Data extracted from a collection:
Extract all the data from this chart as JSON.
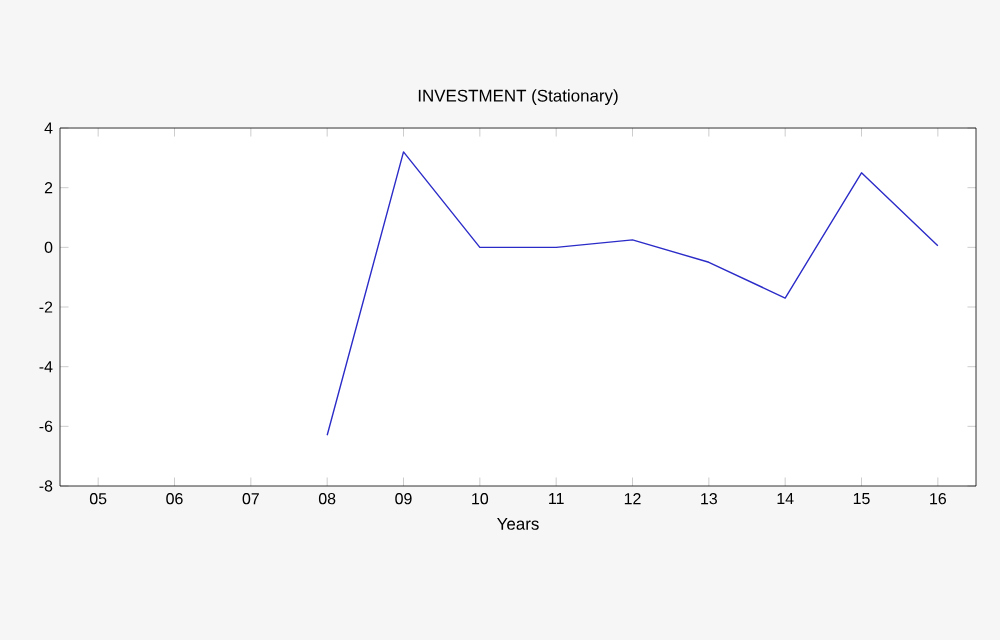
{
  "chart_data": {
    "type": "line",
    "title": "INVESTMENT (Stationary)",
    "xlabel": "Years",
    "categories": [
      "05",
      "06",
      "07",
      "08",
      "09",
      "10",
      "11",
      "12",
      "13",
      "14",
      "15",
      "16"
    ],
    "series": [
      {
        "color": "#2b2bc8",
        "values": [
          null,
          null,
          null,
          -6.3,
          3.2,
          0.0,
          0.0,
          0.25,
          -0.5,
          -1.7,
          2.5,
          0.05
        ]
      }
    ],
    "ylim": [
      -8,
      4
    ],
    "yticks": [
      -8,
      -6,
      -4,
      -2,
      0,
      2,
      4
    ],
    "grid": false,
    "marker": "none",
    "line_style": "solid"
  }
}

▸ PROBLEM STATEMENT: Restate every record exactly, please; do not copy the pictures.

▸ PROBLEM SOLUTION:
Extract all the data from this chart as JSON.
{
  "chart_data": {
    "type": "line",
    "title": "INVESTMENT (Stationary)",
    "xlabel": "Years",
    "categories": [
      "05",
      "06",
      "07",
      "08",
      "09",
      "10",
      "11",
      "12",
      "13",
      "14",
      "15",
      "16"
    ],
    "series": [
      {
        "color": "#2b2bc8",
        "values": [
          null,
          null,
          null,
          -6.3,
          3.2,
          0.0,
          0.0,
          0.25,
          -0.5,
          -1.7,
          2.5,
          0.05
        ]
      }
    ],
    "ylim": [
      -8,
      4
    ],
    "yticks": [
      -8,
      -6,
      -4,
      -2,
      0,
      2,
      4
    ],
    "grid": false,
    "marker": "none",
    "line_style": "solid"
  }
}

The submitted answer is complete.